*REQUIREMENTS*
Reproduce the data exactly.

*Collected data*
┌──

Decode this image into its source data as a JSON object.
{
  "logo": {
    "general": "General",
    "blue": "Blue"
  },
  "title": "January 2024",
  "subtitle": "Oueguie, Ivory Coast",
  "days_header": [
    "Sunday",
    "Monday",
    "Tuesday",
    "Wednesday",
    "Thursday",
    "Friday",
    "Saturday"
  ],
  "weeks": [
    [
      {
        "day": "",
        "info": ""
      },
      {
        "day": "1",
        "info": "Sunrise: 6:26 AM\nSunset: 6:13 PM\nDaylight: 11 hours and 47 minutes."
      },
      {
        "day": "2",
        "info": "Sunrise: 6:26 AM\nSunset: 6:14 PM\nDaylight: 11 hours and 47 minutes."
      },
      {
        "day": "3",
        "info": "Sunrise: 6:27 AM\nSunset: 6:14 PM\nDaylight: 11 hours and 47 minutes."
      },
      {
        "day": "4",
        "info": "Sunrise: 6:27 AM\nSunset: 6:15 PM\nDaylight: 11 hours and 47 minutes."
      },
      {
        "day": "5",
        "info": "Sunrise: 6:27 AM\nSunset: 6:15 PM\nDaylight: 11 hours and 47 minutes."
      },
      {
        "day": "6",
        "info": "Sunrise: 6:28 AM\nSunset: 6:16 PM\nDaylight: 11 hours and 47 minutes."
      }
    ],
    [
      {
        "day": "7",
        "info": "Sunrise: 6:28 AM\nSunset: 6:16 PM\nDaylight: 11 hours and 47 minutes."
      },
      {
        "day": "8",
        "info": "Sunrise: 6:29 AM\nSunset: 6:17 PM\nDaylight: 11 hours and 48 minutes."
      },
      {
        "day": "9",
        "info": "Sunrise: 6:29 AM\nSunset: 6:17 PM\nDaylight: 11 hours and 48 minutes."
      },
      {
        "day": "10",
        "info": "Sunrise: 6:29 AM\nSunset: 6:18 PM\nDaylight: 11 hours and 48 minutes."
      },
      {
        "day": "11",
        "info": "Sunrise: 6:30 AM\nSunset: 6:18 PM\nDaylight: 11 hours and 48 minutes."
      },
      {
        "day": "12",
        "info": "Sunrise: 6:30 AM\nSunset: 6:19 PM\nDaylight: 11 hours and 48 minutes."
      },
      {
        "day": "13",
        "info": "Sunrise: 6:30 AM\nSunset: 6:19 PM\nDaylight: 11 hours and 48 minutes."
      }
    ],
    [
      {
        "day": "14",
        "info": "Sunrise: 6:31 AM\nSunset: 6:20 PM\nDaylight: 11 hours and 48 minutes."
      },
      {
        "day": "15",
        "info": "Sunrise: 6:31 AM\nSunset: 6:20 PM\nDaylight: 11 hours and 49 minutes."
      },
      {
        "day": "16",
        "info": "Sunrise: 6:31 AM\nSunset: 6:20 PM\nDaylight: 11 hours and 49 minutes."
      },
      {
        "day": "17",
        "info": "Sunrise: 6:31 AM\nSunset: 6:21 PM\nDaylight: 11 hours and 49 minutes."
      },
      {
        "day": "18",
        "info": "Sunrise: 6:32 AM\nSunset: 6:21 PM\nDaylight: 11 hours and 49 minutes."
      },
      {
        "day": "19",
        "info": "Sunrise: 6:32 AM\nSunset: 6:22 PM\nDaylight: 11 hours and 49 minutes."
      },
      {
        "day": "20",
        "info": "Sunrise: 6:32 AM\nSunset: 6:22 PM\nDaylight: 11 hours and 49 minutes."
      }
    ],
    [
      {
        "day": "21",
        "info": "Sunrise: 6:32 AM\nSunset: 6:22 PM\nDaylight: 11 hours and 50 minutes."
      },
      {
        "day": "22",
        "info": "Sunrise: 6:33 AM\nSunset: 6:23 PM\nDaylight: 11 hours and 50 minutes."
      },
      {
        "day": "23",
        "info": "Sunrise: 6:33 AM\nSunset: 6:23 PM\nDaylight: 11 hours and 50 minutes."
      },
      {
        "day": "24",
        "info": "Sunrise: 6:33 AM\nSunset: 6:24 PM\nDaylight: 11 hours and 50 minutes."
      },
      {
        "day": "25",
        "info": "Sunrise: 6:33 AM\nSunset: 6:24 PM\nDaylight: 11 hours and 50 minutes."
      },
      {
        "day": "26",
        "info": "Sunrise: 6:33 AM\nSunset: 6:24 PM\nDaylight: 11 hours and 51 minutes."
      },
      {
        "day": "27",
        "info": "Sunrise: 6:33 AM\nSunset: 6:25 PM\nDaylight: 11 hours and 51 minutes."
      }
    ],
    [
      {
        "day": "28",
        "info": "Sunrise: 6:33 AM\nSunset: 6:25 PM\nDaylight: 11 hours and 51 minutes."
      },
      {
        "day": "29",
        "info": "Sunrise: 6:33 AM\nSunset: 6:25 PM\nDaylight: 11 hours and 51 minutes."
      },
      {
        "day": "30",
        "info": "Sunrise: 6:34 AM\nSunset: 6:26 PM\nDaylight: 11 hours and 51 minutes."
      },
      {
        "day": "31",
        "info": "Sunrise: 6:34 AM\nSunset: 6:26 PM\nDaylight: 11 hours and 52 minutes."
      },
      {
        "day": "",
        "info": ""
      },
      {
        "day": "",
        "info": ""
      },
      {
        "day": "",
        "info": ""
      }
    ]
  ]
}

└──

*ANSWER TO THIS EXERCISE*
Decode this image into its source data as a JSON object.
{
  "logo": {
    "general": "General",
    "blue": "Blue"
  },
  "title": "January 2024",
  "subtitle": "Oueguie, Ivory Coast",
  "days_header": [
    "Sunday",
    "Monday",
    "Tuesday",
    "Wednesday",
    "Thursday",
    "Friday",
    "Saturday"
  ],
  "weeks": [
    [
      {
        "day": "",
        "info": ""
      },
      {
        "day": "1",
        "info": "Sunrise: 6:26 AM\nSunset: 6:13 PM\nDaylight: 11 hours and 47 minutes."
      },
      {
        "day": "2",
        "info": "Sunrise: 6:26 AM\nSunset: 6:14 PM\nDaylight: 11 hours and 47 minutes."
      },
      {
        "day": "3",
        "info": "Sunrise: 6:27 AM\nSunset: 6:14 PM\nDaylight: 11 hours and 47 minutes."
      },
      {
        "day": "4",
        "info": "Sunrise: 6:27 AM\nSunset: 6:15 PM\nDaylight: 11 hours and 47 minutes."
      },
      {
        "day": "5",
        "info": "Sunrise: 6:27 AM\nSunset: 6:15 PM\nDaylight: 11 hours and 47 minutes."
      },
      {
        "day": "6",
        "info": "Sunrise: 6:28 AM\nSunset: 6:16 PM\nDaylight: 11 hours and 47 minutes."
      }
    ],
    [
      {
        "day": "7",
        "info": "Sunrise: 6:28 AM\nSunset: 6:16 PM\nDaylight: 11 hours and 47 minutes."
      },
      {
        "day": "8",
        "info": "Sunrise: 6:29 AM\nSunset: 6:17 PM\nDaylight: 11 hours and 48 minutes."
      },
      {
        "day": "9",
        "info": "Sunrise: 6:29 AM\nSunset: 6:17 PM\nDaylight: 11 hours and 48 minutes."
      },
      {
        "day": "10",
        "info": "Sunrise: 6:29 AM\nSunset: 6:18 PM\nDaylight: 11 hours and 48 minutes."
      },
      {
        "day": "11",
        "info": "Sunrise: 6:30 AM\nSunset: 6:18 PM\nDaylight: 11 hours and 48 minutes."
      },
      {
        "day": "12",
        "info": "Sunrise: 6:30 AM\nSunset: 6:19 PM\nDaylight: 11 hours and 48 minutes."
      },
      {
        "day": "13",
        "info": "Sunrise: 6:30 AM\nSunset: 6:19 PM\nDaylight: 11 hours and 48 minutes."
      }
    ],
    [
      {
        "day": "14",
        "info": "Sunrise: 6:31 AM\nSunset: 6:20 PM\nDaylight: 11 hours and 48 minutes."
      },
      {
        "day": "15",
        "info": "Sunrise: 6:31 AM\nSunset: 6:20 PM\nDaylight: 11 hours and 49 minutes."
      },
      {
        "day": "16",
        "info": "Sunrise: 6:31 AM\nSunset: 6:20 PM\nDaylight: 11 hours and 49 minutes."
      },
      {
        "day": "17",
        "info": "Sunrise: 6:31 AM\nSunset: 6:21 PM\nDaylight: 11 hours and 49 minutes."
      },
      {
        "day": "18",
        "info": "Sunrise: 6:32 AM\nSunset: 6:21 PM\nDaylight: 11 hours and 49 minutes."
      },
      {
        "day": "19",
        "info": "Sunrise: 6:32 AM\nSunset: 6:22 PM\nDaylight: 11 hours and 49 minutes."
      },
      {
        "day": "20",
        "info": "Sunrise: 6:32 AM\nSunset: 6:22 PM\nDaylight: 11 hours and 49 minutes."
      }
    ],
    [
      {
        "day": "21",
        "info": "Sunrise: 6:32 AM\nSunset: 6:22 PM\nDaylight: 11 hours and 50 minutes."
      },
      {
        "day": "22",
        "info": "Sunrise: 6:33 AM\nSunset: 6:23 PM\nDaylight: 11 hours and 50 minutes."
      },
      {
        "day": "23",
        "info": "Sunrise: 6:33 AM\nSunset: 6:23 PM\nDaylight: 11 hours and 50 minutes."
      },
      {
        "day": "24",
        "info": "Sunrise: 6:33 AM\nSunset: 6:24 PM\nDaylight: 11 hours and 50 minutes."
      },
      {
        "day": "25",
        "info": "Sunrise: 6:33 AM\nSunset: 6:24 PM\nDaylight: 11 hours and 50 minutes."
      },
      {
        "day": "26",
        "info": "Sunrise: 6:33 AM\nSunset: 6:24 PM\nDaylight: 11 hours and 51 minutes."
      },
      {
        "day": "27",
        "info": "Sunrise: 6:33 AM\nSunset: 6:25 PM\nDaylight: 11 hours and 51 minutes."
      }
    ],
    [
      {
        "day": "28",
        "info": "Sunrise: 6:33 AM\nSunset: 6:25 PM\nDaylight: 11 hours and 51 minutes."
      },
      {
        "day": "29",
        "info": "Sunrise: 6:33 AM\nSunset: 6:25 PM\nDaylight: 11 hours and 51 minutes."
      },
      {
        "day": "30",
        "info": "Sunrise: 6:34 AM\nSunset: 6:26 PM\nDaylight: 11 hours and 51 minutes."
      },
      {
        "day": "31",
        "info": "Sunrise: 6:34 AM\nSunset: 6:26 PM\nDaylight: 11 hours and 52 minutes."
      },
      {
        "day": "",
        "info": ""
      },
      {
        "day": "",
        "info": ""
      },
      {
        "day": "",
        "info": ""
      }
    ]
  ]
}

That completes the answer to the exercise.